Copy out every line that contains the word "rechnet".

+++

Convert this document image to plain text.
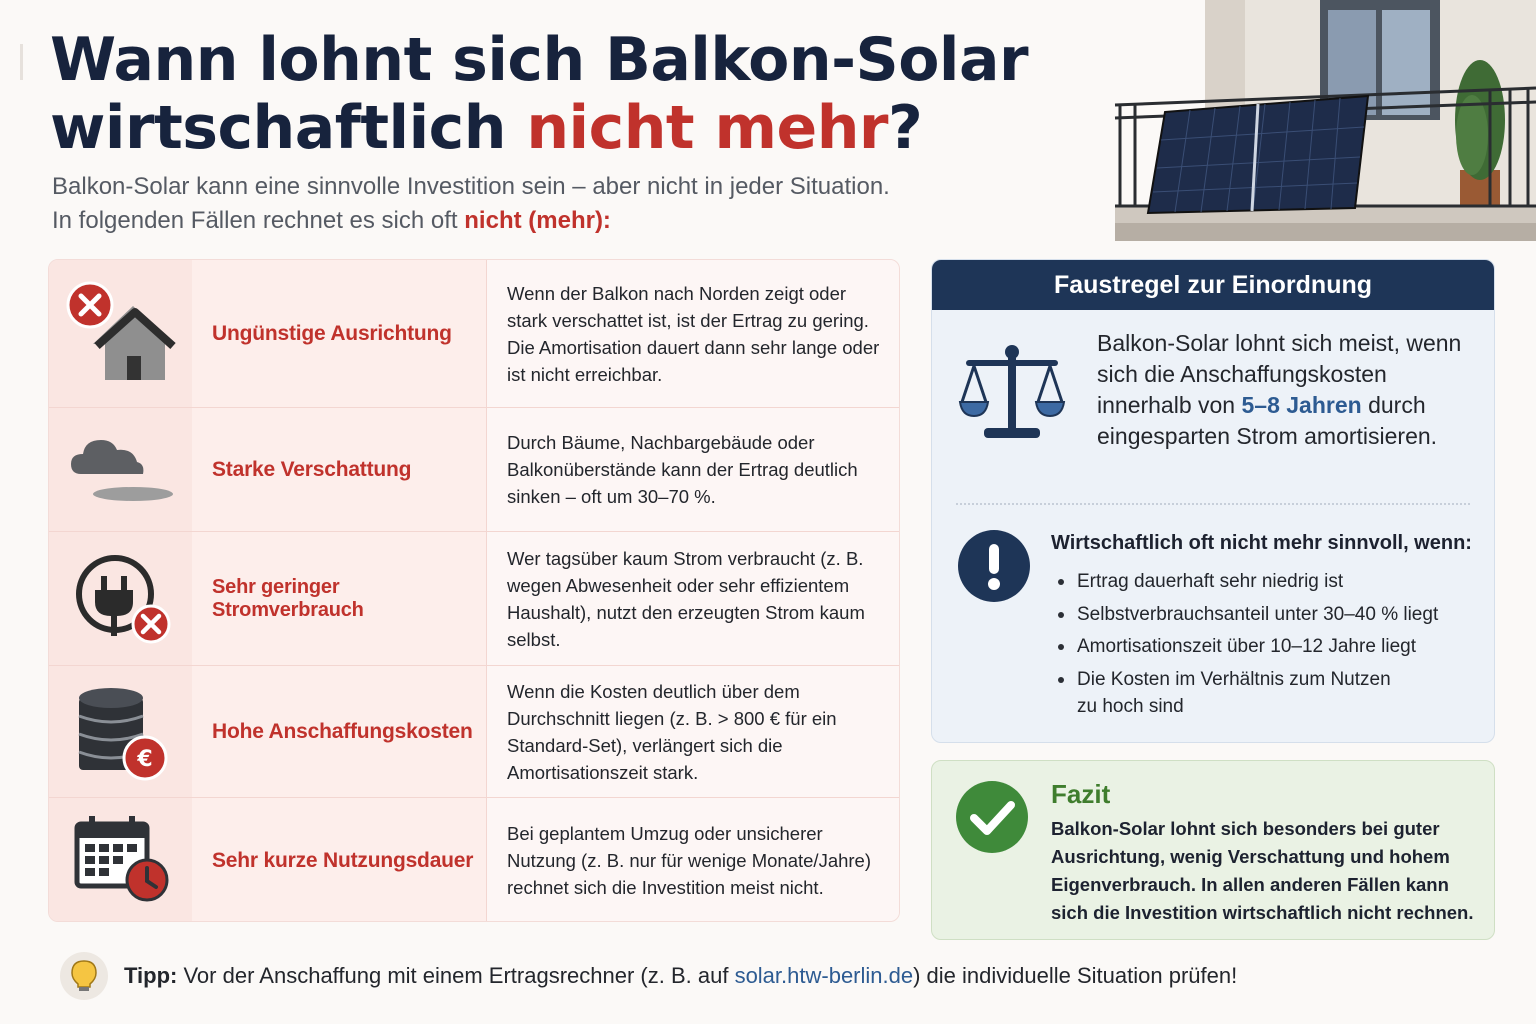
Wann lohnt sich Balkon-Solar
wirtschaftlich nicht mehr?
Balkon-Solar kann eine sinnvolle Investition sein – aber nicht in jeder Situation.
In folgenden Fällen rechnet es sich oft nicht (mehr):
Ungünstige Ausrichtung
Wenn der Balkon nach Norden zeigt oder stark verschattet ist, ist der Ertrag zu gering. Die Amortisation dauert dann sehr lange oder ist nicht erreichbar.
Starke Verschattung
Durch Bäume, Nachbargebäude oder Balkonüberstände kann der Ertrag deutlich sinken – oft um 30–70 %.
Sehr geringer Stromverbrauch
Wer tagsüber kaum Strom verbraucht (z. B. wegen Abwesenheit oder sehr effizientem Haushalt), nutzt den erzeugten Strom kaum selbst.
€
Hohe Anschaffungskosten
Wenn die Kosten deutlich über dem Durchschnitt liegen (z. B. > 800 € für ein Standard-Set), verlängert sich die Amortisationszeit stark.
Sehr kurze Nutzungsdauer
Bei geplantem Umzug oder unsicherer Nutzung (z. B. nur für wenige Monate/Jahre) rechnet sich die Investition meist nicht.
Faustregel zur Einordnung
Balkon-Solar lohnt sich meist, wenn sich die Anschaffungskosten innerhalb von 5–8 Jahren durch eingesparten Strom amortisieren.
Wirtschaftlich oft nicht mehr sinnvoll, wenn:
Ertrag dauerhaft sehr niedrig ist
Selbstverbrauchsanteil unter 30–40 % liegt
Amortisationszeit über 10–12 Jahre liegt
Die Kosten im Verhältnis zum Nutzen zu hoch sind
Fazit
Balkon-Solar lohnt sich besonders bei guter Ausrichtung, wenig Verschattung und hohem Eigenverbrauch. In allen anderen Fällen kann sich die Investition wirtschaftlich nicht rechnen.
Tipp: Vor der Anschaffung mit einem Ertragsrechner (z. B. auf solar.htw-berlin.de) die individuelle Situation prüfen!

+++

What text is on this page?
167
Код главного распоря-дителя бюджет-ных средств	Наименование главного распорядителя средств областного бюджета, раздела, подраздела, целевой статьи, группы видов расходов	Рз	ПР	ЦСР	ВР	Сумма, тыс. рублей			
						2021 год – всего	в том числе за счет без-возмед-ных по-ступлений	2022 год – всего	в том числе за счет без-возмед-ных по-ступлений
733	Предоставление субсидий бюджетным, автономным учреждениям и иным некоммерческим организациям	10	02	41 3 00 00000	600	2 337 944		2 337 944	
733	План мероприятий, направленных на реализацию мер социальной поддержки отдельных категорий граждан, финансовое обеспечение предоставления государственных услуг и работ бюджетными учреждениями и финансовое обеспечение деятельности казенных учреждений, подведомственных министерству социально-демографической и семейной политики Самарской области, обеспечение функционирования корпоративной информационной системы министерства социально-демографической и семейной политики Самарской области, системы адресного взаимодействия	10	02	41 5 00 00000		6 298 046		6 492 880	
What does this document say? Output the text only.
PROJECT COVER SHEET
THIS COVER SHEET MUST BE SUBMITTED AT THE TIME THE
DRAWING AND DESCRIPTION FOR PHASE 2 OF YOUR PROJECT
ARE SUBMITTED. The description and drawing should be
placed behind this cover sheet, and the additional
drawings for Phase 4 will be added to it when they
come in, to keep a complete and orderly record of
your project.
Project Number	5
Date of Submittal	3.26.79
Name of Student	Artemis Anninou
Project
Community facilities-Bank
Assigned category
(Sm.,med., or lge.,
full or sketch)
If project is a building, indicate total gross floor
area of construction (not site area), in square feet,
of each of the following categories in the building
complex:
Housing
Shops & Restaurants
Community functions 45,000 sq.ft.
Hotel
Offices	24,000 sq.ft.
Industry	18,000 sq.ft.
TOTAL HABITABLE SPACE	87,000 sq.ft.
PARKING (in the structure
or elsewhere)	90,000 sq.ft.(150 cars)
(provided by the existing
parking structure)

+++

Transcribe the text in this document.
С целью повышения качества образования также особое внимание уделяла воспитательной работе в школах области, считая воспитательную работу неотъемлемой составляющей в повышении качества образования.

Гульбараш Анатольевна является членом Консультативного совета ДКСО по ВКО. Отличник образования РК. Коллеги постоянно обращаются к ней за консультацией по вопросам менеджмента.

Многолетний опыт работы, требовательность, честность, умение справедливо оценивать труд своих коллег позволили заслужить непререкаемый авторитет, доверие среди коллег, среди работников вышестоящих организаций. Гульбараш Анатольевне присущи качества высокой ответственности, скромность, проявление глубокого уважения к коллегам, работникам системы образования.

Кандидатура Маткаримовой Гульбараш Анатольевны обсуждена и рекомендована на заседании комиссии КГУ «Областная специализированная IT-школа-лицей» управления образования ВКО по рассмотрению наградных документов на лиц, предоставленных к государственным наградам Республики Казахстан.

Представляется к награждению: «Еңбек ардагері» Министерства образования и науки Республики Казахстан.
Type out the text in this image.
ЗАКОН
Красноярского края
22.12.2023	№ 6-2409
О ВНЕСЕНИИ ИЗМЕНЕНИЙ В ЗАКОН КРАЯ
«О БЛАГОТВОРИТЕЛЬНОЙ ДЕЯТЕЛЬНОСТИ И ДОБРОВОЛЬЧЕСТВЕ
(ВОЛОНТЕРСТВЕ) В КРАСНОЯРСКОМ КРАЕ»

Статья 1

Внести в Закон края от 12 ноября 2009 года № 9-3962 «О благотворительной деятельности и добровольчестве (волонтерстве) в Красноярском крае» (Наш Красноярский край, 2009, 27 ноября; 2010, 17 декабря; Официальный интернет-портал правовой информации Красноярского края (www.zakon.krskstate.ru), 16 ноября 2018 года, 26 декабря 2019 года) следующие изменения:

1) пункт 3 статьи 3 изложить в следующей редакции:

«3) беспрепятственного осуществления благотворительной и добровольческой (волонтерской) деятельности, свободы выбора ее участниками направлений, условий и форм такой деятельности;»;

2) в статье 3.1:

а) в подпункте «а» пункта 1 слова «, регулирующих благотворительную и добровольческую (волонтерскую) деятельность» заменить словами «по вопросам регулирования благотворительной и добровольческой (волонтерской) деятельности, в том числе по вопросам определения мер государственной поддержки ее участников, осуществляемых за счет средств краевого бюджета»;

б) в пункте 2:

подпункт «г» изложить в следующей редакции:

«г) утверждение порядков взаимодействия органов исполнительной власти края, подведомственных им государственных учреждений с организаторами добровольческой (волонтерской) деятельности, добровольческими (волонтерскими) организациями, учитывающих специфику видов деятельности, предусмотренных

+++

TASK OUTPUT:
In folgenden Fällen rechnet es sich oft nicht (mehr):
Bei geplantem Umzug oder unsicherer Nutzung (z. B. nur für wenige Monate/Jahre) rechnet sich die Investition meist nicht.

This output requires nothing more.